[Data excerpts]

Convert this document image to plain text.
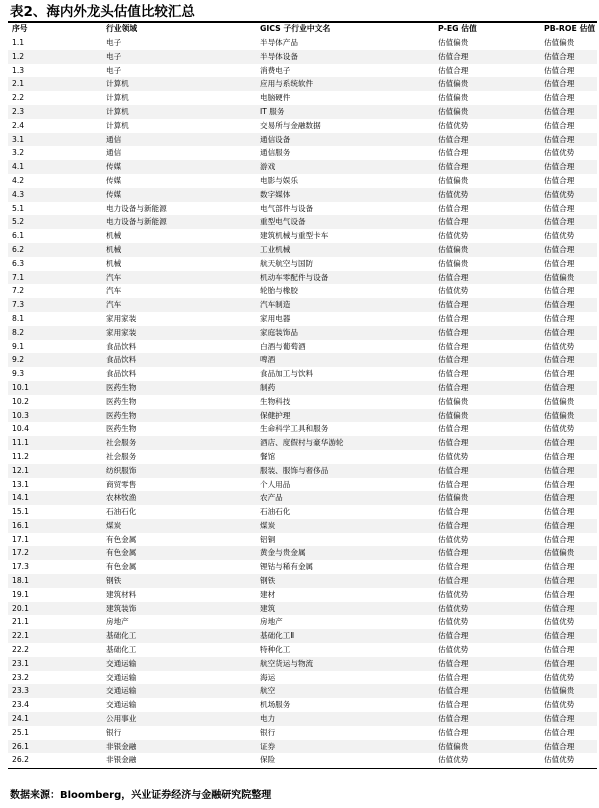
表2、海内外龙头估值比较汇总
序号	行业领域	GICS 子行业中文名	P-EG 估值	PB-ROE 估值
1.1	电子	半导体产品	估值偏贵	估值偏贵
1.2	电子	半导体设备	估值合理	估值合理
1.3	电子	消费电子	估值合理	估值合理
2.1	计算机	应用与系统软件	估值偏贵	估值合理
2.2	计算机	电脑硬件	估值偏贵	估值合理
2.3	计算机	IT 服务	估值偏贵	估值合理
2.4	计算机	交易所与金融数据	估值优势	估值合理
3.1	通信	通信设备	估值合理	估值合理
3.2	通信	通信服务	估值合理	估值优势
4.1	传媒	游戏	估值合理	估值合理
4.2	传媒	电影与娱乐	估值偏贵	估值合理
4.3	传媒	数字媒体	估值优势	估值优势
5.1	电力设备与新能源	电气部件与设备	估值合理	估值合理
5.2	电力设备与新能源	重型电气设备	估值合理	估值合理
6.1	机械	建筑机械与重型卡车	估值优势	估值优势
6.2	机械	工业机械	估值偏贵	估值合理
6.3	机械	航天航空与国防	估值偏贵	估值合理
7.1	汽车	机动车零配件与设备	估值合理	估值偏贵
7.2	汽车	轮胎与橡胶	估值优势	估值合理
7.3	汽车	汽车制造	估值合理	估值合理
8.1	家用家装	家用电器	估值合理	估值合理
8.2	家用家装	家庭装饰品	估值合理	估值合理
9.1	食品饮料	白酒与葡萄酒	估值合理	估值优势
9.2	食品饮料	啤酒	估值合理	估值合理
9.3	食品饮料	食品加工与饮料	估值合理	估值合理
10.1	医药生物	制药	估值合理	估值合理
10.2	医药生物	生物科技	估值偏贵	估值偏贵
10.3	医药生物	保健护理	估值偏贵	估值偏贵
10.4	医药生物	生命科学工具和服务	估值合理	估值优势
11.1	社会服务	酒店、度假村与豪华游轮	估值合理	估值合理
11.2	社会服务	餐馆	估值优势	估值合理
12.1	纺织服饰	服装、服饰与奢侈品	估值合理	估值合理
13.1	商贸零售	个人用品	估值合理	估值合理
14.1	农林牧渔	农产品	估值偏贵	估值合理
15.1	石油石化	石油石化	估值合理	估值合理
16.1	煤炭	煤炭	估值合理	估值合理
17.1	有色金属	铝铜	估值优势	估值合理
17.2	有色金属	黄金与贵金属	估值合理	估值偏贵
17.3	有色金属	锂钴与稀有金属	估值合理	估值合理
18.1	钢铁	钢铁	估值合理	估值合理
19.1	建筑材料	建材	估值优势	估值合理
20.1	建筑装饰	建筑	估值优势	估值合理
21.1	房地产	房地产	估值优势	估值优势
22.1	基础化工	基础化工Ⅱ	估值合理	估值合理
22.2	基础化工	特种化工	估值优势	估值合理
23.1	交通运输	航空货运与物流	估值合理	估值合理
23.2	交通运输	海运	估值合理	估值优势
23.3	交通运输	航空	估值合理	估值偏贵
23.4	交通运输	机场服务	估值合理	估值优势
24.1	公用事业	电力	估值合理	估值合理
25.1	银行	银行	估值合理	估值合理
26.1	非银金融	证券	估值偏贵	估值合理
26.2	非银金融	保险	估值优势	估值优势
数据来源：Bloomberg，兴业证券经济与金融研究院整理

» **Your objective**
Identify the lines in the entries above that contain "社会服务", then copy them out.

» **Correct answer**
11.1	社会服务	酒店、度假村与豪华游轮	估值合理	估值合理
11.2	社会服务	餐馆	估值优势	估值合理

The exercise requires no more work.